[Stored data]

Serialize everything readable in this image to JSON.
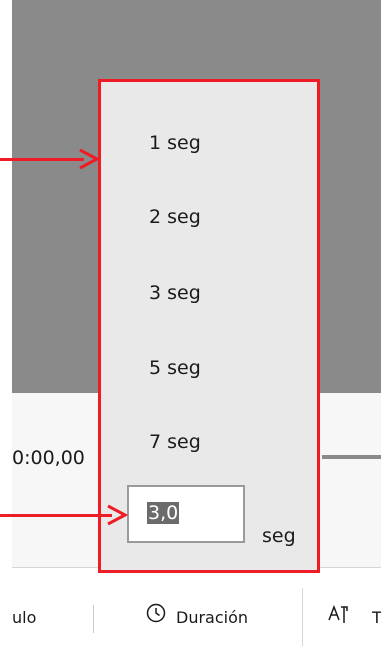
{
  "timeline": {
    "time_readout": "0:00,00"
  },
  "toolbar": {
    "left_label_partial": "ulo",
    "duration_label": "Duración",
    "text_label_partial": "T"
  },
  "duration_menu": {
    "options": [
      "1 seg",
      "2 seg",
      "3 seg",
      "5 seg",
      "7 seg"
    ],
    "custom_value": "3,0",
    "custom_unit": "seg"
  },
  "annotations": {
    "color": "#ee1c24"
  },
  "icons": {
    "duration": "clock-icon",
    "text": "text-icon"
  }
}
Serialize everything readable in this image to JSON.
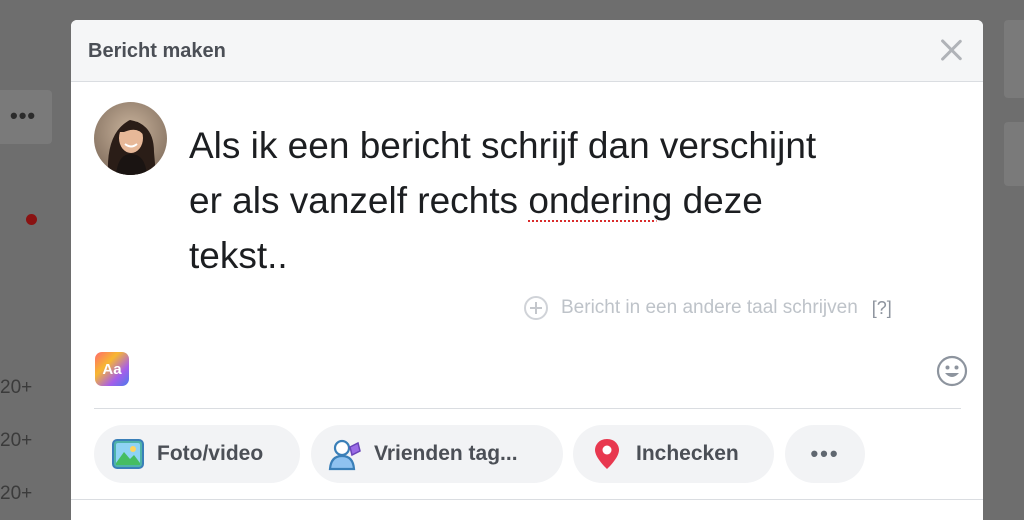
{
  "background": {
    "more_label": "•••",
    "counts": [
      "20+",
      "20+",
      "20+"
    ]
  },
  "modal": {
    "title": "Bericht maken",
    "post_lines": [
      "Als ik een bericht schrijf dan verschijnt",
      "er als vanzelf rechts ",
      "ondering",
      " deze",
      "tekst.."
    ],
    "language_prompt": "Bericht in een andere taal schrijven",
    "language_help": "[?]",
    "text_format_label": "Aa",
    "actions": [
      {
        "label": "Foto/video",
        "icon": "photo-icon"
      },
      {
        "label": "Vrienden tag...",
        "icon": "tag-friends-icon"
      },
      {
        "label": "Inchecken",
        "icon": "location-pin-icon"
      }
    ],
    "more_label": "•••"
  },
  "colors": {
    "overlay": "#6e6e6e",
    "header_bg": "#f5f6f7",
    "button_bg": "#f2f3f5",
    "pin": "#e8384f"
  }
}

> **EXERCISE OBJECTIVE**
Working from the material above, transcribe it exactly while omitting pictures.

> **RESULT FOR THIS EXERCISE**
Serialize everything readable in this image to JSON.
{
  "timeline": {
    "time_readout": "0:00,00"
  },
  "toolbar": {
    "left_label_partial": "ulo",
    "duration_label": "Duración",
    "text_label_partial": "T"
  },
  "duration_menu": {
    "options": [
      "1 seg",
      "2 seg",
      "3 seg",
      "5 seg",
      "7 seg"
    ],
    "custom_value": "3,0",
    "custom_unit": "seg"
  },
  "annotations": {
    "color": "#ee1c24"
  },
  "icons": {
    "duration": "clock-icon",
    "text": "text-icon"
  }
}
Serialize everything readable in this image to JSON.
{
  "background": {
    "more_label": "•••",
    "counts": [
      "20+",
      "20+",
      "20+"
    ]
  },
  "modal": {
    "title": "Bericht maken",
    "post_lines": [
      "Als ik een bericht schrijf dan verschijnt",
      "er als vanzelf rechts ",
      "ondering",
      " deze",
      "tekst.."
    ],
    "language_prompt": "Bericht in een andere taal schrijven",
    "language_help": "[?]",
    "text_format_label": "Aa",
    "actions": [
      {
        "label": "Foto/video",
        "icon": "photo-icon"
      },
      {
        "label": "Vrienden tag...",
        "icon": "tag-friends-icon"
      },
      {
        "label": "Inchecken",
        "icon": "location-pin-icon"
      }
    ],
    "more_label": "•••"
  },
  "colors": {
    "overlay": "#6e6e6e",
    "header_bg": "#f5f6f7",
    "button_bg": "#f2f3f5",
    "pin": "#e8384f"
  }
}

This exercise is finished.